(Data excerpts)
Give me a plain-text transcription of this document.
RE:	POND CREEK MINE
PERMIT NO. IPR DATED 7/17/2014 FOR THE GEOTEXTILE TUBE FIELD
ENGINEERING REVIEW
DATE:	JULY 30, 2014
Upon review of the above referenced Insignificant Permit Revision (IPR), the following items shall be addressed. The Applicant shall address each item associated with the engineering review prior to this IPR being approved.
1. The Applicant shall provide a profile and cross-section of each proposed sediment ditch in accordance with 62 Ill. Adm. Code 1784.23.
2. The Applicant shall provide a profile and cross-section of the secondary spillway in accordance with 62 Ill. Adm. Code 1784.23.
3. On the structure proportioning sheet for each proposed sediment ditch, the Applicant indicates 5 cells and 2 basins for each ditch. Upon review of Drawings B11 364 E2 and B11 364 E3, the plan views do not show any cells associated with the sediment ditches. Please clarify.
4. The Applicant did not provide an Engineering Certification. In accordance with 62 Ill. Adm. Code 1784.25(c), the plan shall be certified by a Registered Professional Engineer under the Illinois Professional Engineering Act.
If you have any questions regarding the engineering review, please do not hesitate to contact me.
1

**Exercise instructions**
Each record must be transcribed word for word.

**Your solution**
Give me a plain-text transcription of this document.
RE:	POND CREEK MINE
PERMIT NO. IPR DATED 7/17/2014 FOR THE GEOTEXTILE TUBE FIELD
ENGINEERING REVIEW
DATE:	JULY 30, 2014
Upon review of the above referenced Insignificant Permit Revision (IPR), the following items shall be addressed. The Applicant shall address each item associated with the engineering review prior to this IPR being approved.
1. The Applicant shall provide a profile and cross-section of each proposed sediment ditch in accordance with 62 Ill. Adm. Code 1784.23.
2. The Applicant shall provide a profile and cross-section of the secondary spillway in accordance with 62 Ill. Adm. Code 1784.23.
3. On the structure proportioning sheet for each proposed sediment ditch, the Applicant indicates 5 cells and 2 basins for each ditch. Upon review of Drawings B11 364 E2 and B11 364 E3, the plan views do not show any cells associated with the sediment ditches. Please clarify.
4. The Applicant did not provide an Engineering Certification. In accordance with 62 Ill. Adm. Code 1784.25(c), the plan shall be certified by a Registered Professional Engineer under the Illinois Professional Engineering Act.
If you have any questions regarding the engineering review, please do not hesitate to contact me.
1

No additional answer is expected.